- **INSTRUCTION**: Please copy the records starting at the first line and ending at the line that contains "data-point bbox=[2417, 1292, 2425, 1301]", swapping "screenshot" for "image" and leaving everything else unchanged. Give only those lines.

>> START INPUT

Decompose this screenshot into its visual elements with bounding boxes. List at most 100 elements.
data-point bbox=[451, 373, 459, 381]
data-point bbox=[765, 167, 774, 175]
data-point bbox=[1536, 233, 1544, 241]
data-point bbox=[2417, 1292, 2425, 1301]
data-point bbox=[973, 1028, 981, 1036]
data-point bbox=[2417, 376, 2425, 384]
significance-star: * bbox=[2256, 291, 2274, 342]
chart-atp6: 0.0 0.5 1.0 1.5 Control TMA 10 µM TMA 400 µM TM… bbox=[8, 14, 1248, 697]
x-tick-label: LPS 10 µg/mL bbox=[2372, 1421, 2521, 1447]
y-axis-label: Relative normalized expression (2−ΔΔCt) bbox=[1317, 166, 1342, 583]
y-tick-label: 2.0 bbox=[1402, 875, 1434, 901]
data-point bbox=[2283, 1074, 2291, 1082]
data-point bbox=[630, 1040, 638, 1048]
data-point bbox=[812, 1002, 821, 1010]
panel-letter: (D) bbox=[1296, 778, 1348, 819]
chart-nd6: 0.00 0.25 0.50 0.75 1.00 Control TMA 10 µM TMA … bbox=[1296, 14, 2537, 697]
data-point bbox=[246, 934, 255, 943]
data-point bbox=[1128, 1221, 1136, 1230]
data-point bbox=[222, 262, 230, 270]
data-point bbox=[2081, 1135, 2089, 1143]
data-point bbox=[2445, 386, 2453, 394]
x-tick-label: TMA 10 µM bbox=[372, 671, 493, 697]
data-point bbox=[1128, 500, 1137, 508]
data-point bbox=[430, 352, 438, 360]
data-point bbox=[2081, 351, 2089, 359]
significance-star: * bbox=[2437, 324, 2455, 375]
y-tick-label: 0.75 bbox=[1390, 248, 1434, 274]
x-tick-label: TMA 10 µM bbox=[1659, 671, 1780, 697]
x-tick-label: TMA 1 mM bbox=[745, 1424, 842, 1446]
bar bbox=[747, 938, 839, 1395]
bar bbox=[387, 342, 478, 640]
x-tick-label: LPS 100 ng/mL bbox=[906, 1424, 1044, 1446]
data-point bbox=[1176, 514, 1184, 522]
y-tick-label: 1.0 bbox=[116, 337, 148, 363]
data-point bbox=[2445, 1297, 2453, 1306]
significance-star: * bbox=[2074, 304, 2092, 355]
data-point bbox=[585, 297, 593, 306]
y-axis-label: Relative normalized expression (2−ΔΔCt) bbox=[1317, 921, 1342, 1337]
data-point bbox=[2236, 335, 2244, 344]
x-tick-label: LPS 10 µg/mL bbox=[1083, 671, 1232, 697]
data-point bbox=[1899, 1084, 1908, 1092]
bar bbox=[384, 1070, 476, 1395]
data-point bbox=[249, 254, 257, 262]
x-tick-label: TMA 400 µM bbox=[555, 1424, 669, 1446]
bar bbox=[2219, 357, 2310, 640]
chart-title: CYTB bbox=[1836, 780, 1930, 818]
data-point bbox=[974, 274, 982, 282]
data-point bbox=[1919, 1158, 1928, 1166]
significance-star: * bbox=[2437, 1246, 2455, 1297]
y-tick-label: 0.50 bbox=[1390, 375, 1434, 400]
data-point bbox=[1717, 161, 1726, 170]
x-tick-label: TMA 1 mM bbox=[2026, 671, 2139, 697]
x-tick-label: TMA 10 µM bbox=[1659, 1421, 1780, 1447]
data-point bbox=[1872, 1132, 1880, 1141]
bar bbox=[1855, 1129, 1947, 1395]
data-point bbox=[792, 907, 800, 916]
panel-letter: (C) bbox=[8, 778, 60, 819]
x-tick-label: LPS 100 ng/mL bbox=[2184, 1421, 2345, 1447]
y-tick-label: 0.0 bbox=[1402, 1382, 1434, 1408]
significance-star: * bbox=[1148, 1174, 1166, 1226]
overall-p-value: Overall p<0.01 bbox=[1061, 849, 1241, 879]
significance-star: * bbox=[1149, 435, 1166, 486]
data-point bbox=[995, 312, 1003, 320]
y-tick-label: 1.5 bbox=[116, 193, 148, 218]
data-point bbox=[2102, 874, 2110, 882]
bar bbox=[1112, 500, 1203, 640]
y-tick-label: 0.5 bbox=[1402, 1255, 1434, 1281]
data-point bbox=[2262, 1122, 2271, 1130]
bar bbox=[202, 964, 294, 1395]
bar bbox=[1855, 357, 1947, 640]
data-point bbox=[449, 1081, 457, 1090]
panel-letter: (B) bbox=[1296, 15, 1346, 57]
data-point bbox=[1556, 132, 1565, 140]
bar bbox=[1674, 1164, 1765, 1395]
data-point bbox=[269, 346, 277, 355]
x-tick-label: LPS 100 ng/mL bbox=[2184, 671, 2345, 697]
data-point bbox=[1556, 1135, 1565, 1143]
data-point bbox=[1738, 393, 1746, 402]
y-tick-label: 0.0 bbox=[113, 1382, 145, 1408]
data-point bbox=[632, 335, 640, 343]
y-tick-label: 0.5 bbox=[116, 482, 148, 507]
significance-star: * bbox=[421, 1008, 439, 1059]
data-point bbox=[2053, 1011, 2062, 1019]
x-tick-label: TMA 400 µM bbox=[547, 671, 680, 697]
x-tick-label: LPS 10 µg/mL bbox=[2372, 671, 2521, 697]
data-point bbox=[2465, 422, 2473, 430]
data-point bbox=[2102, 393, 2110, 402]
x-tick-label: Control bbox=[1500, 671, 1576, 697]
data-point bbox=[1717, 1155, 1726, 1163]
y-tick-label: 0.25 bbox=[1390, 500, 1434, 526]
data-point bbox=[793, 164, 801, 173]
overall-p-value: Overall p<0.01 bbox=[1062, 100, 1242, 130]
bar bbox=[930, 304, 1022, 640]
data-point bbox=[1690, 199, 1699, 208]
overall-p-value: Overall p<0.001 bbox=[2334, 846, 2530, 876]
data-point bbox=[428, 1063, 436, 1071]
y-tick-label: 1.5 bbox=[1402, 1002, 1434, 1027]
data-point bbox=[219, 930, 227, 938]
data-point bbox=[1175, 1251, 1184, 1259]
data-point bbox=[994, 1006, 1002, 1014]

>> END INPUT

- **EXERCISE RESULT**:
Decompose this image into its visual elements with bounding boxes. List at most 100 elements.
data-point bbox=[451, 373, 459, 381]
data-point bbox=[765, 167, 774, 175]
data-point bbox=[1536, 233, 1544, 241]
data-point bbox=[2417, 1292, 2425, 1301]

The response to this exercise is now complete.